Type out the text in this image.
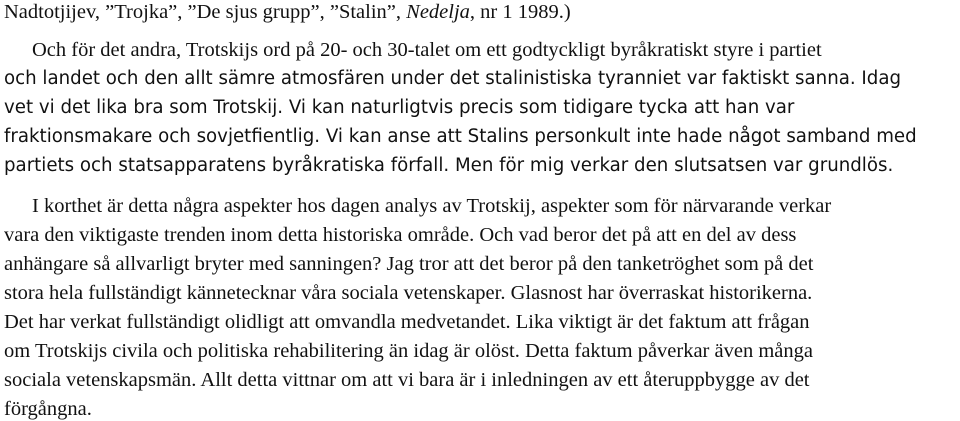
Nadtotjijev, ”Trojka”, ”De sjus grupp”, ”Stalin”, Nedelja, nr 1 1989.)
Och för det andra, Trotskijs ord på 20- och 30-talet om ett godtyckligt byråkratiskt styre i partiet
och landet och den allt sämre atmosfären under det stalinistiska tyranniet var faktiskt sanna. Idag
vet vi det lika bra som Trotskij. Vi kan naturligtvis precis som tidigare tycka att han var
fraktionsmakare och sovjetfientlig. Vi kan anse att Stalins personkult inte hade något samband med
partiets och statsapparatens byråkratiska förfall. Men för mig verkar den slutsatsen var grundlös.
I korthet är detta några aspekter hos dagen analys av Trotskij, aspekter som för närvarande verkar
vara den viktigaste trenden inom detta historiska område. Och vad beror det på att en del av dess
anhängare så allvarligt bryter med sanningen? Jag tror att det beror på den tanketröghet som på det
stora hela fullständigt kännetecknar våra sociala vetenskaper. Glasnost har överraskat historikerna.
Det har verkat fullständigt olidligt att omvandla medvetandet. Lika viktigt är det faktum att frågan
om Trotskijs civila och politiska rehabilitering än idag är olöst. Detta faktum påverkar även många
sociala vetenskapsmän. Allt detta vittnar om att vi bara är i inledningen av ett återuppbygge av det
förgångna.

...

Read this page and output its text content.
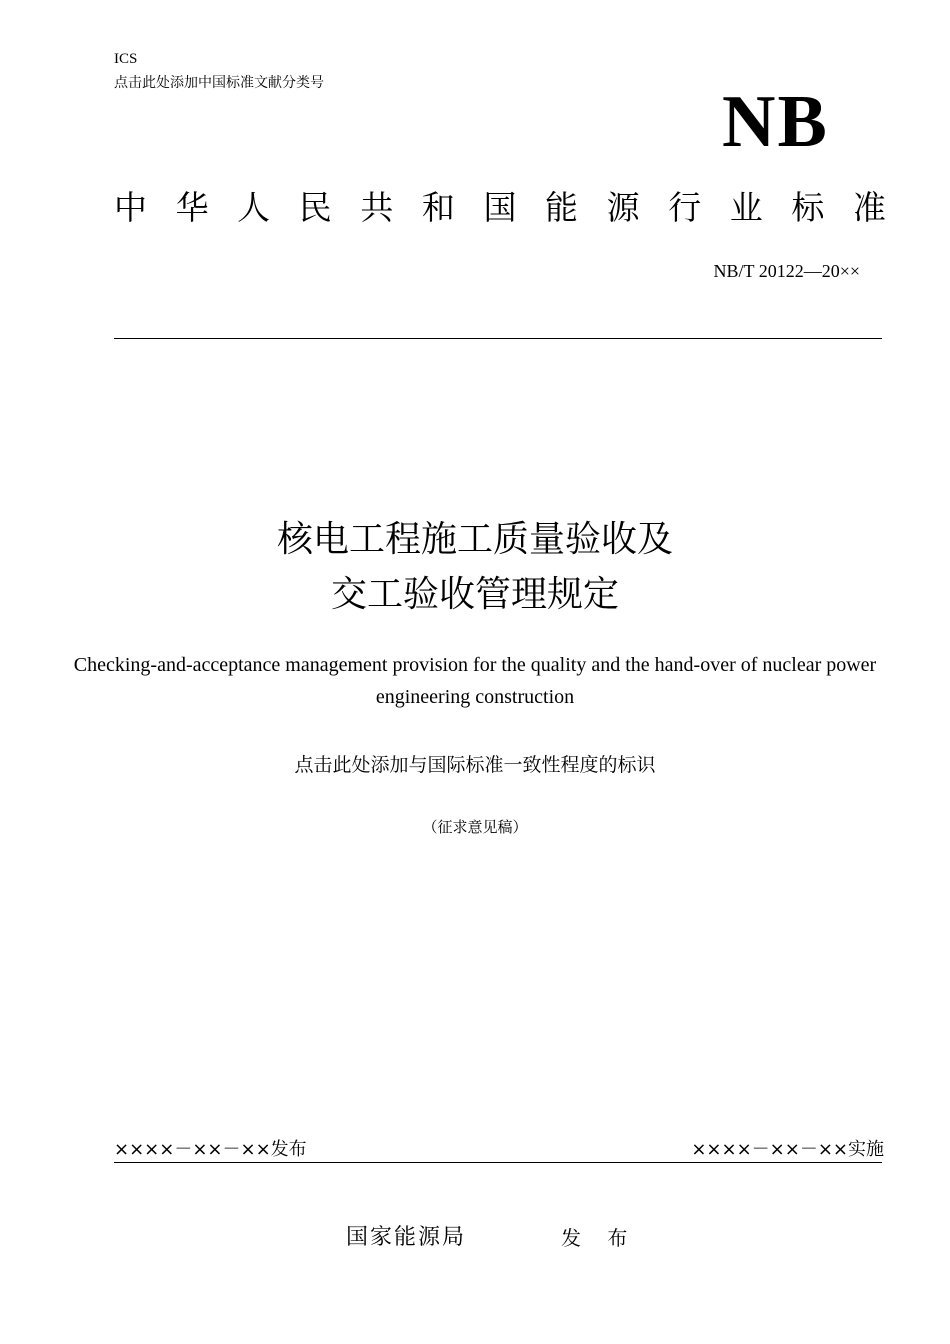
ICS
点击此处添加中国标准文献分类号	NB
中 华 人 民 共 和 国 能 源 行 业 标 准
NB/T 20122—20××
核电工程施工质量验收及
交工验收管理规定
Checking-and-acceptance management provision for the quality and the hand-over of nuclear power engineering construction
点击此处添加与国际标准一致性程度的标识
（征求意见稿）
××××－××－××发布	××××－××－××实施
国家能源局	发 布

Task to complete =
Copy every single line of the material above that holds "this".

Full answer =
Type out the text in this image.
Read this page and output its text content.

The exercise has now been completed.